■ What you should do ■
Write out the material exactly, with the pictures left out.

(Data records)
________
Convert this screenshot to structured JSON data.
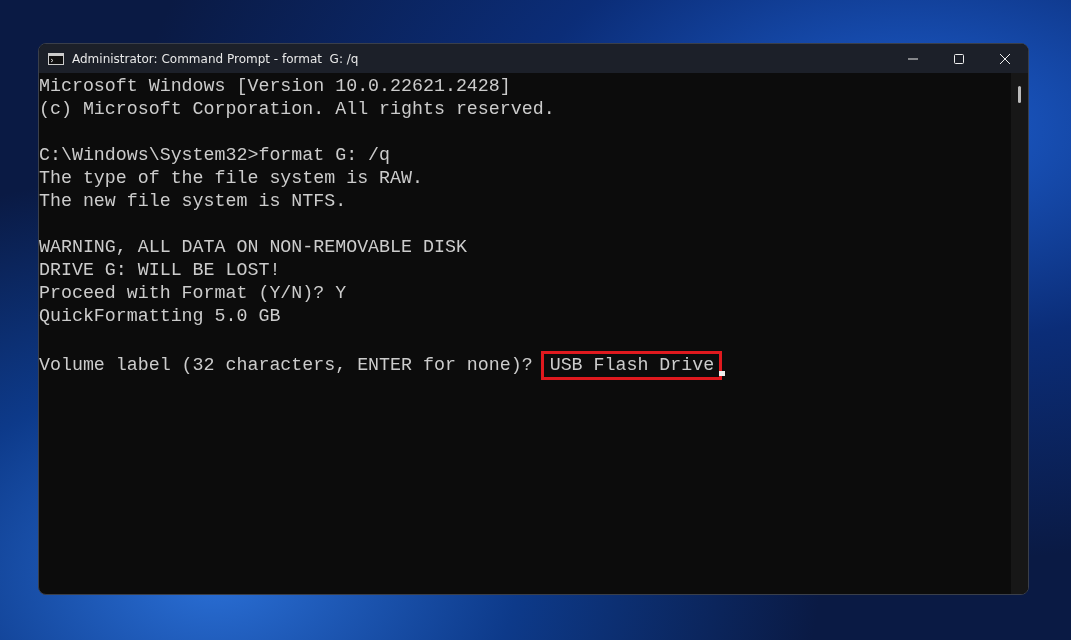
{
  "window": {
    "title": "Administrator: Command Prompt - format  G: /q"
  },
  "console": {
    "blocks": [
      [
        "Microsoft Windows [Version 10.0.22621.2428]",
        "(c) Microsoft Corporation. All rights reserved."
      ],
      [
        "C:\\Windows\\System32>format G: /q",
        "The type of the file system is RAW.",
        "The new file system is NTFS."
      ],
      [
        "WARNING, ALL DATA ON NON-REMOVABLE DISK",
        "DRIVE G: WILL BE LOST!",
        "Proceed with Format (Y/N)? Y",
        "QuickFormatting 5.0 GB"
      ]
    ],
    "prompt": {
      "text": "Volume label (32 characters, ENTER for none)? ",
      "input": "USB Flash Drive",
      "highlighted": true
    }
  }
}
________
■ Correct output ■
Convert this screenshot to structured JSON data.
{
  "window": {
    "title": "Administrator: Command Prompt - format  G: /q"
  },
  "console": {
    "blocks": [
      [
        "Microsoft Windows [Version 10.0.22621.2428]",
        "(c) Microsoft Corporation. All rights reserved."
      ],
      [
        "C:\\Windows\\System32>format G: /q",
        "The type of the file system is RAW.",
        "The new file system is NTFS."
      ],
      [
        "WARNING, ALL DATA ON NON-REMOVABLE DISK",
        "DRIVE G: WILL BE LOST!",
        "Proceed with Format (Y/N)? Y",
        "QuickFormatting 5.0 GB"
      ]
    ],
    "prompt": {
      "text": "Volume label (32 characters, ENTER for none)? ",
      "input": "USB Flash Drive",
      "highlighted": true
    }
  }
}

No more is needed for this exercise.